* **EXERCISE REQUIREMENTS**: Repeat the records below exactly.

## start DATA EXCERPTS

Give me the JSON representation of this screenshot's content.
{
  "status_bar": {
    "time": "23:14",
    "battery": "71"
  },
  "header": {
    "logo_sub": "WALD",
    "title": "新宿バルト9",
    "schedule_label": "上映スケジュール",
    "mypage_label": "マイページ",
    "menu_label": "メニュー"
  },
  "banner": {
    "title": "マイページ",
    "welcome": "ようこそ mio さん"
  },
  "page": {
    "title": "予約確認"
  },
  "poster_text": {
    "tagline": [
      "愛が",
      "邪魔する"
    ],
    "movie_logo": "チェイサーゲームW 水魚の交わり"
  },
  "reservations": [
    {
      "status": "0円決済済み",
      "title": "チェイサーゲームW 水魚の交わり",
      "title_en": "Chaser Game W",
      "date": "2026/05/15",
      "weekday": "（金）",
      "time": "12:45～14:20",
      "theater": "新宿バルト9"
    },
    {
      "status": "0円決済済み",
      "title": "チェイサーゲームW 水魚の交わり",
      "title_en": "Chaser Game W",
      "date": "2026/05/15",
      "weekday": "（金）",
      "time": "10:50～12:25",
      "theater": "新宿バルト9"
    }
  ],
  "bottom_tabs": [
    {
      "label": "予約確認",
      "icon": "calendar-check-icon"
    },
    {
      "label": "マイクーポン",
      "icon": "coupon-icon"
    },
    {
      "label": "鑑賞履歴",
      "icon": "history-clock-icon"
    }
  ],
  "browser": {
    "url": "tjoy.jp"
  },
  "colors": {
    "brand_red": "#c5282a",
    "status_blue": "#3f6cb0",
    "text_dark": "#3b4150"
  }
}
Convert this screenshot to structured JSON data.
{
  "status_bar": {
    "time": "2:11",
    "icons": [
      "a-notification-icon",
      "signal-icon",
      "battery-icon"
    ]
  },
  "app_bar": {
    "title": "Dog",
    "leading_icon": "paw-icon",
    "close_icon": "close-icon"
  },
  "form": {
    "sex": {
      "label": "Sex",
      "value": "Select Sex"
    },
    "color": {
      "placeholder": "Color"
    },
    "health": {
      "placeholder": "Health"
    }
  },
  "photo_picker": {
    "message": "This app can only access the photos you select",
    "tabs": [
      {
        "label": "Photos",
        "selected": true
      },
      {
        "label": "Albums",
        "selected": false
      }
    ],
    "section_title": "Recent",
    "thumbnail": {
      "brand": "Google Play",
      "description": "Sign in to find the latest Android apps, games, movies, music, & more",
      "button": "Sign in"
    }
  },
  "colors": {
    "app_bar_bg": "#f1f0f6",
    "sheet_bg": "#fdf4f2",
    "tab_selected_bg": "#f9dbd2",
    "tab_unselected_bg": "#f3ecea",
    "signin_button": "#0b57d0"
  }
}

## end DATA EXCERPTS

* **SOLUTION**:
Give me the JSON representation of this screenshot's content.
{
  "status_bar": {
    "time": "23:14",
    "battery": "71"
  },
  "header": {
    "logo_sub": "WALD",
    "title": "新宿バルト9",
    "schedule_label": "上映スケジュール",
    "mypage_label": "マイページ",
    "menu_label": "メニュー"
  },
  "banner": {
    "title": "マイページ",
    "welcome": "ようこそ mio さん"
  },
  "page": {
    "title": "予約確認"
  },
  "poster_text": {
    "tagline": [
      "愛が",
      "邪魔する"
    ],
    "movie_logo": "チェイサーゲームW 水魚の交わり"
  },
  "reservations": [
    {
      "status": "0円決済済み",
      "title": "チェイサーゲームW 水魚の交わり",
      "title_en": "Chaser Game W",
      "date": "2026/05/15",
      "weekday": "（金）",
      "time": "12:45～14:20",
      "theater": "新宿バルト9"
    },
    {
      "status": "0円決済済み",
      "title": "チェイサーゲームW 水魚の交わり",
      "title_en": "Chaser Game W",
      "date": "2026/05/15",
      "weekday": "（金）",
      "time": "10:50～12:25",
      "theater": "新宿バルト9"
    }
  ],
  "bottom_tabs": [
    {
      "label": "予約確認",
      "icon": "calendar-check-icon"
    },
    {
      "label": "マイクーポン",
      "icon": "coupon-icon"
    },
    {
      "label": "鑑賞履歴",
      "icon": "history-clock-icon"
    }
  ],
  "browser": {
    "url": "tjoy.jp"
  },
  "colors": {
    "brand_red": "#c5282a",
    "status_blue": "#3f6cb0",
    "text_dark": "#3b4150"
  }
}
Convert this screenshot to structured JSON data.
{
  "status_bar": {
    "time": "2:11",
    "icons": [
      "a-notification-icon",
      "signal-icon",
      "battery-icon"
    ]
  },
  "app_bar": {
    "title": "Dog",
    "leading_icon": "paw-icon",
    "close_icon": "close-icon"
  },
  "form": {
    "sex": {
      "label": "Sex",
      "value": "Select Sex"
    },
    "color": {
      "placeholder": "Color"
    },
    "health": {
      "placeholder": "Health"
    }
  },
  "photo_picker": {
    "message": "This app can only access the photos you select",
    "tabs": [
      {
        "label": "Photos",
        "selected": true
      },
      {
        "label": "Albums",
        "selected": false
      }
    ],
    "section_title": "Recent",
    "thumbnail": {
      "brand": "Google Play",
      "description": "Sign in to find the latest Android apps, games, movies, music, & more",
      "button": "Sign in"
    }
  },
  "colors": {
    "app_bar_bg": "#f1f0f6",
    "sheet_bg": "#fdf4f2",
    "tab_selected_bg": "#f9dbd2",
    "tab_unselected_bg": "#f3ecea",
    "signin_button": "#0b57d0"
  }
}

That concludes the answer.